• [Problem details]
Return every one of the rows below word for word, changing nothing.

[Begin]

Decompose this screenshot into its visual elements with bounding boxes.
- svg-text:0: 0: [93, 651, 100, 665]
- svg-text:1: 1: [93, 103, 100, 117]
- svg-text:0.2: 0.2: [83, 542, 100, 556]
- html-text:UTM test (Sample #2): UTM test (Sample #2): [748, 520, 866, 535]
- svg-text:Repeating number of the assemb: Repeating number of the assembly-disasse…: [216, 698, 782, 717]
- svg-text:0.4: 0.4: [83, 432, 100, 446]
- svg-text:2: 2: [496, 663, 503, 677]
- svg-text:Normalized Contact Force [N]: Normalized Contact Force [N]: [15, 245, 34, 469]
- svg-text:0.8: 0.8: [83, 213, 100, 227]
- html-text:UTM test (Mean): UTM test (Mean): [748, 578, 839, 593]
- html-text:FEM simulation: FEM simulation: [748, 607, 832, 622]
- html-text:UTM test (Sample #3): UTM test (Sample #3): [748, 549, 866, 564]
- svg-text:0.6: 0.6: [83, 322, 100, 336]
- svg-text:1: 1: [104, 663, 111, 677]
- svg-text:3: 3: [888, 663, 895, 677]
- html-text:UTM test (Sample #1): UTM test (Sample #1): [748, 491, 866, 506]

[End]

• [Correct answer]
Decompose this screenshot into its visual elements with bounding boxes.
- svg-text:0: 0: [93, 651, 100, 665]
- svg-text:1: 1: [93, 103, 100, 117]
- svg-text:0.2: 0.2: [83, 542, 100, 556]
- html-text:UTM test (Sample #2): UTM test (Sample #2): [748, 520, 866, 535]
- svg-text:Repeating number of the assemb: Repeating number of the assembly-disasse…: [216, 698, 782, 717]
- svg-text:0.4: 0.4: [83, 432, 100, 446]
- svg-text:2: 2: [496, 663, 503, 677]
- svg-text:Normalized Contact Force [N]: Normalized Contact Force [N]: [15, 245, 34, 469]
- svg-text:0.8: 0.8: [83, 213, 100, 227]
- html-text:UTM test (Mean): UTM test (Mean): [748, 578, 839, 593]
- html-text:FEM simulation: FEM simulation: [748, 607, 832, 622]
- html-text:UTM test (Sample #3): UTM test (Sample #3): [748, 549, 866, 564]
- svg-text:0.6: 0.6: [83, 322, 100, 336]
- svg-text:1: 1: [104, 663, 111, 677]
- svg-text:3: 3: [888, 663, 895, 677]
- html-text:UTM test (Sample #1): UTM test (Sample #1): [748, 491, 866, 506]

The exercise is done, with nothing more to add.